* **Work required**
Extract every line of the material below and reproduce it faithfully.

* **Record extracts**
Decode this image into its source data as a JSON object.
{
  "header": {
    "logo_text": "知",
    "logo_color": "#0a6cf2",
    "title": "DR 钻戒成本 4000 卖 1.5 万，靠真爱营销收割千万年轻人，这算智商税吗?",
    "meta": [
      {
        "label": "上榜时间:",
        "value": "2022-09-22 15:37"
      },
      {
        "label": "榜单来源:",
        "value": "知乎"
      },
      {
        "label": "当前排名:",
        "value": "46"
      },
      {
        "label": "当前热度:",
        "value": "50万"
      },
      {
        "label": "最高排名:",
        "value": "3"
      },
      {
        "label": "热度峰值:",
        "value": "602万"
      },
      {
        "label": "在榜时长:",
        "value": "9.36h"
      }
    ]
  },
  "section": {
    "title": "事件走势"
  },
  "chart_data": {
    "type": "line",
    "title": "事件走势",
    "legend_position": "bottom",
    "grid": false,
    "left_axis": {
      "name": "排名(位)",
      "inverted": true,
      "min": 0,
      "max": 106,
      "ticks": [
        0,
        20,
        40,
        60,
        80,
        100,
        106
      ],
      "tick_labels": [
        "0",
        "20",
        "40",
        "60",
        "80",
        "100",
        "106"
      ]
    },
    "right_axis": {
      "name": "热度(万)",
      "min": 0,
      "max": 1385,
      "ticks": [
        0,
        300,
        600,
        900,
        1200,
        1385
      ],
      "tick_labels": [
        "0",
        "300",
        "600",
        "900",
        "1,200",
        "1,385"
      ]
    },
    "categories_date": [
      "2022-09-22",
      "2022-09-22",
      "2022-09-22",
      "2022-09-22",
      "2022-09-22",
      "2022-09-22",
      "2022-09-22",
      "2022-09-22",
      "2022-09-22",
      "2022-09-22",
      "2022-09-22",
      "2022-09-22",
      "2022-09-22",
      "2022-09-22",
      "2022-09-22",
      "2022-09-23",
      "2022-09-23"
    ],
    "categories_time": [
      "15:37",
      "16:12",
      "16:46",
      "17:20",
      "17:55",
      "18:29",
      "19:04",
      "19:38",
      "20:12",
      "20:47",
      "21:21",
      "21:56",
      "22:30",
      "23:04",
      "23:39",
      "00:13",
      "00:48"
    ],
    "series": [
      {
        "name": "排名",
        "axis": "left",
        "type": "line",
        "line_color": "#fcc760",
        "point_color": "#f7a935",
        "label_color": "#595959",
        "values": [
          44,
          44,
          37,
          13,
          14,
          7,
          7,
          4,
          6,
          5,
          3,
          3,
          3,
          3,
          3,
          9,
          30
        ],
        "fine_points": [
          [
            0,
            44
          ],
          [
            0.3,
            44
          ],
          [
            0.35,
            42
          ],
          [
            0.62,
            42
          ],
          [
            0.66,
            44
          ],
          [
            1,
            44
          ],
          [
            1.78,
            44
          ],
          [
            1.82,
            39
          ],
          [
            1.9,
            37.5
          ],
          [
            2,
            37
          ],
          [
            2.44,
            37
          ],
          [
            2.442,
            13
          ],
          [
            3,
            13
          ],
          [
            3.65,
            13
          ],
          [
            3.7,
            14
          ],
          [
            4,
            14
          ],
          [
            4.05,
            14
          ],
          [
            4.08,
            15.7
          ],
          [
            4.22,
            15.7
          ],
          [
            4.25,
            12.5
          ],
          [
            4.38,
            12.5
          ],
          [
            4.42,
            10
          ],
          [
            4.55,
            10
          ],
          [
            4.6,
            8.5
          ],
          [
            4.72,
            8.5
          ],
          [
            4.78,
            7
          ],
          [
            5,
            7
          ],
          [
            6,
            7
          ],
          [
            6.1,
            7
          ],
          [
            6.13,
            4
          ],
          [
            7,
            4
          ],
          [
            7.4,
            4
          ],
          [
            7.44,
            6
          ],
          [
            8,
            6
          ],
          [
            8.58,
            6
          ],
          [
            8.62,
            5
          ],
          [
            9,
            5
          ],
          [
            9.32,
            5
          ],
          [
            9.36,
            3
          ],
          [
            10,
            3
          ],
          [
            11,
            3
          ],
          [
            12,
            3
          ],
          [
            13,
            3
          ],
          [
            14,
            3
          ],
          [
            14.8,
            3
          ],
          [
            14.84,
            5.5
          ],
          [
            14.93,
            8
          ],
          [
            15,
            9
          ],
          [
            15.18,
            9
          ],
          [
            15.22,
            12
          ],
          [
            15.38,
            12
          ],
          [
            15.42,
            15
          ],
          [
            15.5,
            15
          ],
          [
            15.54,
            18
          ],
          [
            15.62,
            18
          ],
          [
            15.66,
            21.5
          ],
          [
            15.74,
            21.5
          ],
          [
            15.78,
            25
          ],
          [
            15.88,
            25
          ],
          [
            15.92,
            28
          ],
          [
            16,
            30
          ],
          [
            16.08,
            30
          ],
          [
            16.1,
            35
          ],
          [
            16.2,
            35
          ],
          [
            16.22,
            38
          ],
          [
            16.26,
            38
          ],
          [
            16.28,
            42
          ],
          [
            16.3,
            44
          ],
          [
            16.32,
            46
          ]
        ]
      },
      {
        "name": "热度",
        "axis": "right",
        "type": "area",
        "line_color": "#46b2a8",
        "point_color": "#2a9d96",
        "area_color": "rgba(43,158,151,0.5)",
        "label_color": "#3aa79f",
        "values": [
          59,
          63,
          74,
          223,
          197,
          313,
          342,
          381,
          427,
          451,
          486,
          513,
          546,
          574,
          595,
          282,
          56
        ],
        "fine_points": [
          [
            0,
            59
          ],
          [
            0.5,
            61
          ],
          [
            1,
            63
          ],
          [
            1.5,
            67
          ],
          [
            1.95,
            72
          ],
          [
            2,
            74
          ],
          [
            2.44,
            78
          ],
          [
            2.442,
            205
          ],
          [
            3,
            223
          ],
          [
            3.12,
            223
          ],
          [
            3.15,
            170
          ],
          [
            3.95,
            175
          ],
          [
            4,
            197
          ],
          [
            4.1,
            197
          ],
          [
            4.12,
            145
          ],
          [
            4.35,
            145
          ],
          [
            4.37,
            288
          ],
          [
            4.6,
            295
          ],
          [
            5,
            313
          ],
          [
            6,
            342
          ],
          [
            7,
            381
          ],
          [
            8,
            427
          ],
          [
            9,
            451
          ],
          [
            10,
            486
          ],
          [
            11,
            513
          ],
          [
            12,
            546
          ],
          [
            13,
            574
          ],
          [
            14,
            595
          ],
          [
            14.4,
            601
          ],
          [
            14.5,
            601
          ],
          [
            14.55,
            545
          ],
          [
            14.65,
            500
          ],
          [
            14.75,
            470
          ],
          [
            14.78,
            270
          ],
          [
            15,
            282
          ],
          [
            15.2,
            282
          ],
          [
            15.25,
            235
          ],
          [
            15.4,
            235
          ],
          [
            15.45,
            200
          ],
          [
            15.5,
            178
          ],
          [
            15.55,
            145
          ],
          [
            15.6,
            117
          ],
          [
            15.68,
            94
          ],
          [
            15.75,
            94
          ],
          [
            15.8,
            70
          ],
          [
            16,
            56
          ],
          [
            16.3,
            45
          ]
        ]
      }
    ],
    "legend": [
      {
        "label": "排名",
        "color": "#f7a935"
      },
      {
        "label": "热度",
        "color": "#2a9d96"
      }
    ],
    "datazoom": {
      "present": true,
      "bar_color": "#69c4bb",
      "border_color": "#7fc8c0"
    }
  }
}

* **Written solution**
Decode this image into its source data as a JSON object.
{
  "header": {
    "logo_text": "知",
    "logo_color": "#0a6cf2",
    "title": "DR 钻戒成本 4000 卖 1.5 万，靠真爱营销收割千万年轻人，这算智商税吗?",
    "meta": [
      {
        "label": "上榜时间:",
        "value": "2022-09-22 15:37"
      },
      {
        "label": "榜单来源:",
        "value": "知乎"
      },
      {
        "label": "当前排名:",
        "value": "46"
      },
      {
        "label": "当前热度:",
        "value": "50万"
      },
      {
        "label": "最高排名:",
        "value": "3"
      },
      {
        "label": "热度峰值:",
        "value": "602万"
      },
      {
        "label": "在榜时长:",
        "value": "9.36h"
      }
    ]
  },
  "section": {
    "title": "事件走势"
  },
  "chart_data": {
    "type": "line",
    "title": "事件走势",
    "legend_position": "bottom",
    "grid": false,
    "left_axis": {
      "name": "排名(位)",
      "inverted": true,
      "min": 0,
      "max": 106,
      "ticks": [
        0,
        20,
        40,
        60,
        80,
        100,
        106
      ],
      "tick_labels": [
        "0",
        "20",
        "40",
        "60",
        "80",
        "100",
        "106"
      ]
    },
    "right_axis": {
      "name": "热度(万)",
      "min": 0,
      "max": 1385,
      "ticks": [
        0,
        300,
        600,
        900,
        1200,
        1385
      ],
      "tick_labels": [
        "0",
        "300",
        "600",
        "900",
        "1,200",
        "1,385"
      ]
    },
    "categories_date": [
      "2022-09-22",
      "2022-09-22",
      "2022-09-22",
      "2022-09-22",
      "2022-09-22",
      "2022-09-22",
      "2022-09-22",
      "2022-09-22",
      "2022-09-22",
      "2022-09-22",
      "2022-09-22",
      "2022-09-22",
      "2022-09-22",
      "2022-09-22",
      "2022-09-22",
      "2022-09-23",
      "2022-09-23"
    ],
    "categories_time": [
      "15:37",
      "16:12",
      "16:46",
      "17:20",
      "17:55",
      "18:29",
      "19:04",
      "19:38",
      "20:12",
      "20:47",
      "21:21",
      "21:56",
      "22:30",
      "23:04",
      "23:39",
      "00:13",
      "00:48"
    ],
    "series": [
      {
        "name": "排名",
        "axis": "left",
        "type": "line",
        "line_color": "#fcc760",
        "point_color": "#f7a935",
        "label_color": "#595959",
        "values": [
          44,
          44,
          37,
          13,
          14,
          7,
          7,
          4,
          6,
          5,
          3,
          3,
          3,
          3,
          3,
          9,
          30
        ],
        "fine_points": [
          [
            0,
            44
          ],
          [
            0.3,
            44
          ],
          [
            0.35,
            42
          ],
          [
            0.62,
            42
          ],
          [
            0.66,
            44
          ],
          [
            1,
            44
          ],
          [
            1.78,
            44
          ],
          [
            1.82,
            39
          ],
          [
            1.9,
            37.5
          ],
          [
            2,
            37
          ],
          [
            2.44,
            37
          ],
          [
            2.442,
            13
          ],
          [
            3,
            13
          ],
          [
            3.65,
            13
          ],
          [
            3.7,
            14
          ],
          [
            4,
            14
          ],
          [
            4.05,
            14
          ],
          [
            4.08,
            15.7
          ],
          [
            4.22,
            15.7
          ],
          [
            4.25,
            12.5
          ],
          [
            4.38,
            12.5
          ],
          [
            4.42,
            10
          ],
          [
            4.55,
            10
          ],
          [
            4.6,
            8.5
          ],
          [
            4.72,
            8.5
          ],
          [
            4.78,
            7
          ],
          [
            5,
            7
          ],
          [
            6,
            7
          ],
          [
            6.1,
            7
          ],
          [
            6.13,
            4
          ],
          [
            7,
            4
          ],
          [
            7.4,
            4
          ],
          [
            7.44,
            6
          ],
          [
            8,
            6
          ],
          [
            8.58,
            6
          ],
          [
            8.62,
            5
          ],
          [
            9,
            5
          ],
          [
            9.32,
            5
          ],
          [
            9.36,
            3
          ],
          [
            10,
            3
          ],
          [
            11,
            3
          ],
          [
            12,
            3
          ],
          [
            13,
            3
          ],
          [
            14,
            3
          ],
          [
            14.8,
            3
          ],
          [
            14.84,
            5.5
          ],
          [
            14.93,
            8
          ],
          [
            15,
            9
          ],
          [
            15.18,
            9
          ],
          [
            15.22,
            12
          ],
          [
            15.38,
            12
          ],
          [
            15.42,
            15
          ],
          [
            15.5,
            15
          ],
          [
            15.54,
            18
          ],
          [
            15.62,
            18
          ],
          [
            15.66,
            21.5
          ],
          [
            15.74,
            21.5
          ],
          [
            15.78,
            25
          ],
          [
            15.88,
            25
          ],
          [
            15.92,
            28
          ],
          [
            16,
            30
          ],
          [
            16.08,
            30
          ],
          [
            16.1,
            35
          ],
          [
            16.2,
            35
          ],
          [
            16.22,
            38
          ],
          [
            16.26,
            38
          ],
          [
            16.28,
            42
          ],
          [
            16.3,
            44
          ],
          [
            16.32,
            46
          ]
        ]
      },
      {
        "name": "热度",
        "axis": "right",
        "type": "area",
        "line_color": "#46b2a8",
        "point_color": "#2a9d96",
        "area_color": "rgba(43,158,151,0.5)",
        "label_color": "#3aa79f",
        "values": [
          59,
          63,
          74,
          223,
          197,
          313,
          342,
          381,
          427,
          451,
          486,
          513,
          546,
          574,
          595,
          282,
          56
        ],
        "fine_points": [
          [
            0,
            59
          ],
          [
            0.5,
            61
          ],
          [
            1,
            63
          ],
          [
            1.5,
            67
          ],
          [
            1.95,
            72
          ],
          [
            2,
            74
          ],
          [
            2.44,
            78
          ],
          [
            2.442,
            205
          ],
          [
            3,
            223
          ],
          [
            3.12,
            223
          ],
          [
            3.15,
            170
          ],
          [
            3.95,
            175
          ],
          [
            4,
            197
          ],
          [
            4.1,
            197
          ],
          [
            4.12,
            145
          ],
          [
            4.35,
            145
          ],
          [
            4.37,
            288
          ],
          [
            4.6,
            295
          ],
          [
            5,
            313
          ],
          [
            6,
            342
          ],
          [
            7,
            381
          ],
          [
            8,
            427
          ],
          [
            9,
            451
          ],
          [
            10,
            486
          ],
          [
            11,
            513
          ],
          [
            12,
            546
          ],
          [
            13,
            574
          ],
          [
            14,
            595
          ],
          [
            14.4,
            601
          ],
          [
            14.5,
            601
          ],
          [
            14.55,
            545
          ],
          [
            14.65,
            500
          ],
          [
            14.75,
            470
          ],
          [
            14.78,
            270
          ],
          [
            15,
            282
          ],
          [
            15.2,
            282
          ],
          [
            15.25,
            235
          ],
          [
            15.4,
            235
          ],
          [
            15.45,
            200
          ],
          [
            15.5,
            178
          ],
          [
            15.55,
            145
          ],
          [
            15.6,
            117
          ],
          [
            15.68,
            94
          ],
          [
            15.75,
            94
          ],
          [
            15.8,
            70
          ],
          [
            16,
            56
          ],
          [
            16.3,
            45
          ]
        ]
      }
    ],
    "legend": [
      {
        "label": "排名",
        "color": "#f7a935"
      },
      {
        "label": "热度",
        "color": "#2a9d96"
      }
    ],
    "datazoom": {
      "present": true,
      "bar_color": "#69c4bb",
      "border_color": "#7fc8c0"
    }
  }
}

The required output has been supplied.